▶ EXERCISE PROMPT:
Copy verbatim the lines of the material from the line containing "for every button, label, input, icon, or" up to and including the line containing "category-rolls[interactable]: Роллы <box>578".

[Start GIVEN ENTRIES]

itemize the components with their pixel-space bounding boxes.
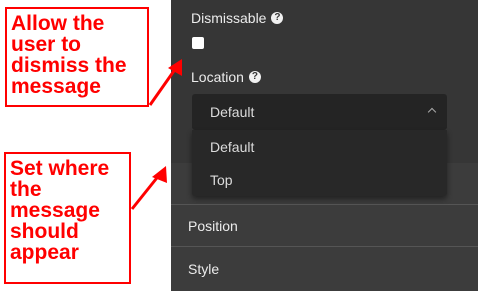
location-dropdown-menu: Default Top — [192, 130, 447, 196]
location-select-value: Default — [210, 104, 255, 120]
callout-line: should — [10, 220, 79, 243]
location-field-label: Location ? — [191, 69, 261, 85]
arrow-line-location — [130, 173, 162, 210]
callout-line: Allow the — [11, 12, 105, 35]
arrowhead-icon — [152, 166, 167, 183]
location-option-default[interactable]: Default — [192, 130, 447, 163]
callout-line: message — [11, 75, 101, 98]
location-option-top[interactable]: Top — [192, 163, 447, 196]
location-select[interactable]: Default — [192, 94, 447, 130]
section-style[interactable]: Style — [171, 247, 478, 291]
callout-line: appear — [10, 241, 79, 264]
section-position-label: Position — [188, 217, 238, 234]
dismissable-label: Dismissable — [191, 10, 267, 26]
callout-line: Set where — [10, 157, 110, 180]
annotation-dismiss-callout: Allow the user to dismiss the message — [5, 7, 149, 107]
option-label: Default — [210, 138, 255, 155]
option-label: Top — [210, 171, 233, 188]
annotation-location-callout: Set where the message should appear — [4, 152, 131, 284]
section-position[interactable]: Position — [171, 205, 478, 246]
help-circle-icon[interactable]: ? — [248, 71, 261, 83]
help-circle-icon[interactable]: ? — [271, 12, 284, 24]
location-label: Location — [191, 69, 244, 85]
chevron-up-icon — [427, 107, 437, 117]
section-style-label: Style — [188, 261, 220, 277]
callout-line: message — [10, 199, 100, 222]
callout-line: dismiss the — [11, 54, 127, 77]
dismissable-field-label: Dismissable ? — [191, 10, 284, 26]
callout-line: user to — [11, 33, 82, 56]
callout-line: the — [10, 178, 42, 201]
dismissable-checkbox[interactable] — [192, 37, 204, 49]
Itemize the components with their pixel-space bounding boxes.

[End GIVEN ENTRIES]
[Start GIVEN ENTRIES]

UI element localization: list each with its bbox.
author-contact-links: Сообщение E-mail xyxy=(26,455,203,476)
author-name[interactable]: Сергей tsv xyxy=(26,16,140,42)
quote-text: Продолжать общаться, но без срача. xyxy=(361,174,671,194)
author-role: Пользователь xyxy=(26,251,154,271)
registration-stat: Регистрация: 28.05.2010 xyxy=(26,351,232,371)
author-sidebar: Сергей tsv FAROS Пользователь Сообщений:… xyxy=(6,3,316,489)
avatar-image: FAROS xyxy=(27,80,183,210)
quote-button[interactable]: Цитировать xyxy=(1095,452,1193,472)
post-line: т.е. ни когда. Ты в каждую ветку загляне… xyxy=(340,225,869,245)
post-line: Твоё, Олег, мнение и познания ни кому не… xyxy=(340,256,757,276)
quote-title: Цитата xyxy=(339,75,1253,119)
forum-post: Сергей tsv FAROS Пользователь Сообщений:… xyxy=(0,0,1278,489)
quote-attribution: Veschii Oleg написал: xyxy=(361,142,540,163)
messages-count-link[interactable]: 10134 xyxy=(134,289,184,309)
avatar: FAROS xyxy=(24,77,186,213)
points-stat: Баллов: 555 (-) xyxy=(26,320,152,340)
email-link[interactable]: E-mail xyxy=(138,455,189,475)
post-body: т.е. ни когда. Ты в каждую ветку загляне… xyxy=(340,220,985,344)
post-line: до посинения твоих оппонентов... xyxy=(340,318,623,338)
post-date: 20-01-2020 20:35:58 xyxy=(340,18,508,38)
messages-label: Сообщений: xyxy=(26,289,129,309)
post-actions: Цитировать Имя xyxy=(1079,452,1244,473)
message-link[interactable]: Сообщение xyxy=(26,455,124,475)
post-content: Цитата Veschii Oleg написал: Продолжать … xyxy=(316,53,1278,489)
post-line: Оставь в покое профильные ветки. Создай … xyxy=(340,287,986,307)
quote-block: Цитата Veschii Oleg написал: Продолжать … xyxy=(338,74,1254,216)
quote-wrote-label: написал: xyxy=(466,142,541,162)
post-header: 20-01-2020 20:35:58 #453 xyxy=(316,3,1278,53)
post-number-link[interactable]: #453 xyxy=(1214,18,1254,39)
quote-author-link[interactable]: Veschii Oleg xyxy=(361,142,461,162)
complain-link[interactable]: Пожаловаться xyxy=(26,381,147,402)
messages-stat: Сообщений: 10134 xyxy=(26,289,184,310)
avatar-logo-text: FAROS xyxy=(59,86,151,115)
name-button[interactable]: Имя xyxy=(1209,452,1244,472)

[End GIVEN ENTRIES]
[Start GIVEN ENTRIES]

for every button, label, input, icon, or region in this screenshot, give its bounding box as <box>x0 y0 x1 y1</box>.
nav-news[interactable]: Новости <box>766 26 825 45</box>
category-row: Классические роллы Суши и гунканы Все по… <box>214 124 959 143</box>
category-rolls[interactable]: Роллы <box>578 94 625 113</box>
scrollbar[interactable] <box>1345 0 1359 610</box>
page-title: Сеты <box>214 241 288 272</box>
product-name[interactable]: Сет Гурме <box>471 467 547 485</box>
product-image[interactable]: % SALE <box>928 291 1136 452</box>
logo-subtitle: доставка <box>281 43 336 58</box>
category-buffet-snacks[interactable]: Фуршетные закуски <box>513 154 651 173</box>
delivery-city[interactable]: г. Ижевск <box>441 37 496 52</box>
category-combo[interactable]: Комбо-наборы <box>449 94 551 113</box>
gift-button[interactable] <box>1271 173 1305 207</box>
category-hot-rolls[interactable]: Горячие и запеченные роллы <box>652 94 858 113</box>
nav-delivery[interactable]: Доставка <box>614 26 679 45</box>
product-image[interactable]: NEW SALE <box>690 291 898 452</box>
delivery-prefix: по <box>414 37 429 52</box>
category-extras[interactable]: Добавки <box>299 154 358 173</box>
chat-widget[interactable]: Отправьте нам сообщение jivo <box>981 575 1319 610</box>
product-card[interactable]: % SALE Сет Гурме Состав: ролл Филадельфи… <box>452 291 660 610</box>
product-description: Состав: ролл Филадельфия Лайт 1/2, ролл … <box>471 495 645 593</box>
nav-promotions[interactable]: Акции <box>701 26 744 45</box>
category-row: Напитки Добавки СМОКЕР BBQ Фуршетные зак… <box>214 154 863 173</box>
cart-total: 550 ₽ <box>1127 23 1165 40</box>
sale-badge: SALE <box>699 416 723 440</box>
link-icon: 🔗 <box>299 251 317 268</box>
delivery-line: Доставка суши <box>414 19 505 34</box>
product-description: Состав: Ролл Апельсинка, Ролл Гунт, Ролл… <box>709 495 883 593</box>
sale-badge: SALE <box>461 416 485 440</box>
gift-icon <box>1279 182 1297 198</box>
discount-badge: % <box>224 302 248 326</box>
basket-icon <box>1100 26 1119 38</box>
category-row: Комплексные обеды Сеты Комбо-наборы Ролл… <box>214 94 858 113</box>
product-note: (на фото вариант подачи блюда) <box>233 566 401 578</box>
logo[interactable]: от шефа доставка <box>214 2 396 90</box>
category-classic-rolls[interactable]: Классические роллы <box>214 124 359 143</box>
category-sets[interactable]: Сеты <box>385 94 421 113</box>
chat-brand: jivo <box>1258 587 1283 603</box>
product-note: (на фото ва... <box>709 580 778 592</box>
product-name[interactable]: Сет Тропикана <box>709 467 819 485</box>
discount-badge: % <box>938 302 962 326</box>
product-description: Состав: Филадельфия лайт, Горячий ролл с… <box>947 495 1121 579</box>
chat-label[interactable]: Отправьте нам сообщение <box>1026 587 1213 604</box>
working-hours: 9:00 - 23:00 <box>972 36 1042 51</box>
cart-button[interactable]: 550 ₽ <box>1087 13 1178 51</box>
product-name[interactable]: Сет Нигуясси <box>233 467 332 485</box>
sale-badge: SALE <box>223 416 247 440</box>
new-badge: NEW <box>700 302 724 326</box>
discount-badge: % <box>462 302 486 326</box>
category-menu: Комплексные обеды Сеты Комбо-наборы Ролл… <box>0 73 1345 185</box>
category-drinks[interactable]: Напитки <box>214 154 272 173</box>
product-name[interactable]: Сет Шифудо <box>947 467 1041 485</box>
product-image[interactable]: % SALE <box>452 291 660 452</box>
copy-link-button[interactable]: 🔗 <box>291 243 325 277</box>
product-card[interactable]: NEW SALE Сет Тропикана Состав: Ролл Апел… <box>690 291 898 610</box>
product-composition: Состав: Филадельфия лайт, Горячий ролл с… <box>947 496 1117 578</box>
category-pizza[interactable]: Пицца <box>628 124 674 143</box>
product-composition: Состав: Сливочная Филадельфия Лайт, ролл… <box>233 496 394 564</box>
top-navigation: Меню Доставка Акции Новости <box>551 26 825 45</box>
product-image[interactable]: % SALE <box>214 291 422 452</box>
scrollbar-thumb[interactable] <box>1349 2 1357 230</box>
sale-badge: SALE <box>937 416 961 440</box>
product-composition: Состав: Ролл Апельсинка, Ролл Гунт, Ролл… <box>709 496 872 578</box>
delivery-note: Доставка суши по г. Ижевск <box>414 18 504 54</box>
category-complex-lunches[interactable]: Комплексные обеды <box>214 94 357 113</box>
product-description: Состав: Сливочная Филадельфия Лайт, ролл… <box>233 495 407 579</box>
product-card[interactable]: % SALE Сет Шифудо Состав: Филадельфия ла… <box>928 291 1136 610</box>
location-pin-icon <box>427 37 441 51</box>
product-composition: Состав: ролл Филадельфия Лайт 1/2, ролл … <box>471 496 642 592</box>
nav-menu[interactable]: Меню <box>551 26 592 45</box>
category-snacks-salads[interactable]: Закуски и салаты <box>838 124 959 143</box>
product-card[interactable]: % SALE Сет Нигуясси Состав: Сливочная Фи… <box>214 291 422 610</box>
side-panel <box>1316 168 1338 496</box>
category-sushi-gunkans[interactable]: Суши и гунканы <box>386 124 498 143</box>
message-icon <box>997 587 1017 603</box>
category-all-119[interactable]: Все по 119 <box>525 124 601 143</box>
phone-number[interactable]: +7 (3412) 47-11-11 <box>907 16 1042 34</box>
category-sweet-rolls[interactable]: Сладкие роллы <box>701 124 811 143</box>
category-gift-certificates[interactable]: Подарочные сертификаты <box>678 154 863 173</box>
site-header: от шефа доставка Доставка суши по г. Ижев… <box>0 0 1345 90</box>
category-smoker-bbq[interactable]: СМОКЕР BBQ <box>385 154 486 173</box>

[End GIVEN ENTRIES]

▶ OUTPUT:
for every button, label, input, icon, or region in this screenshot, give its bounding box as <box>x0 y0 x1 y1</box>.
nav-news[interactable]: Новости <box>766 26 825 45</box>
category-row: Классические роллы Суши и гунканы Все по… <box>214 124 959 143</box>
category-rolls[interactable]: Роллы <box>578 94 625 113</box>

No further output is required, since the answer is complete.